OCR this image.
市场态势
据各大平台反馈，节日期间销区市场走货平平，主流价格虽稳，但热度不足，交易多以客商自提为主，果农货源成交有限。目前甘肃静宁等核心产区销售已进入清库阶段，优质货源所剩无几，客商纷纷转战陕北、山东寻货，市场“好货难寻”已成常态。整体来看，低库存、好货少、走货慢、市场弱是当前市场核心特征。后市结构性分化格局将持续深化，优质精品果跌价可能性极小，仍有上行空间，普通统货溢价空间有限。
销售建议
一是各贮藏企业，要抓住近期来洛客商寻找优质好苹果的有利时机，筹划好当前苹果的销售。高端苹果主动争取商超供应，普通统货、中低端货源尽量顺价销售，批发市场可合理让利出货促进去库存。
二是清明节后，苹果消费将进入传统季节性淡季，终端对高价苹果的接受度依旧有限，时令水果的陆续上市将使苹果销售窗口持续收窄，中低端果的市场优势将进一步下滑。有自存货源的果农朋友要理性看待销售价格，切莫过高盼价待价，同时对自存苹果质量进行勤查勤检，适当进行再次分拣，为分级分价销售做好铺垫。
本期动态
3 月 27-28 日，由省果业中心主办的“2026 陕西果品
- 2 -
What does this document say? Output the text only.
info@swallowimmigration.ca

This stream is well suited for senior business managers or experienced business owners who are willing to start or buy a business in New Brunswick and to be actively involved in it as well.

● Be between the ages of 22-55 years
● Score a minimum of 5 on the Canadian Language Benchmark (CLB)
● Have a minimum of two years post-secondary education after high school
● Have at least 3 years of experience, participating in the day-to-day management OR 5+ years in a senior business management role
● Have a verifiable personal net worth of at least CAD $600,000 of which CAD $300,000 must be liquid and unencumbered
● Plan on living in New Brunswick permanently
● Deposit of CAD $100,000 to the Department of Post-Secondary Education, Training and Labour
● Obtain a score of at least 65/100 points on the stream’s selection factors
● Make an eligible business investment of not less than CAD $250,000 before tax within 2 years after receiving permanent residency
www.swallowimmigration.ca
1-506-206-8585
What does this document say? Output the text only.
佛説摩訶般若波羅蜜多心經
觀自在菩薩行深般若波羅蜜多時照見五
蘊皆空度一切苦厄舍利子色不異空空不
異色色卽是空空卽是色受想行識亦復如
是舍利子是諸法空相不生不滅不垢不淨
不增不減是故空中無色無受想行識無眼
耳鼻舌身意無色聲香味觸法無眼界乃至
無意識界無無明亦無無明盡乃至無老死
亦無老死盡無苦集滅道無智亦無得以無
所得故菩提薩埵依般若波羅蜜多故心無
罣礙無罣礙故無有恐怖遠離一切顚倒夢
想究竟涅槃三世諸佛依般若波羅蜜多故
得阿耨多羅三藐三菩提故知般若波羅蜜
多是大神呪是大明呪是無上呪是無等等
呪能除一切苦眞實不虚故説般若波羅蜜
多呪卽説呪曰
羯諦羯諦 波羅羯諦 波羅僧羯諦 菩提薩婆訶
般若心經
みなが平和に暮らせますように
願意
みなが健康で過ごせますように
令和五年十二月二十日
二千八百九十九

++++++

## Set problem
From the entries above, select each line containing the string "Have".

## The completed task
● Have a minimum of two years post-secondary education after high school
● Have at least 3 years of experience, participating in the day-to-day management OR 5+ years in a senior business management role
● Have a verifiable personal net worth of at least CAD $600,000 of which CAD $300,000 must be liquid and unencumbered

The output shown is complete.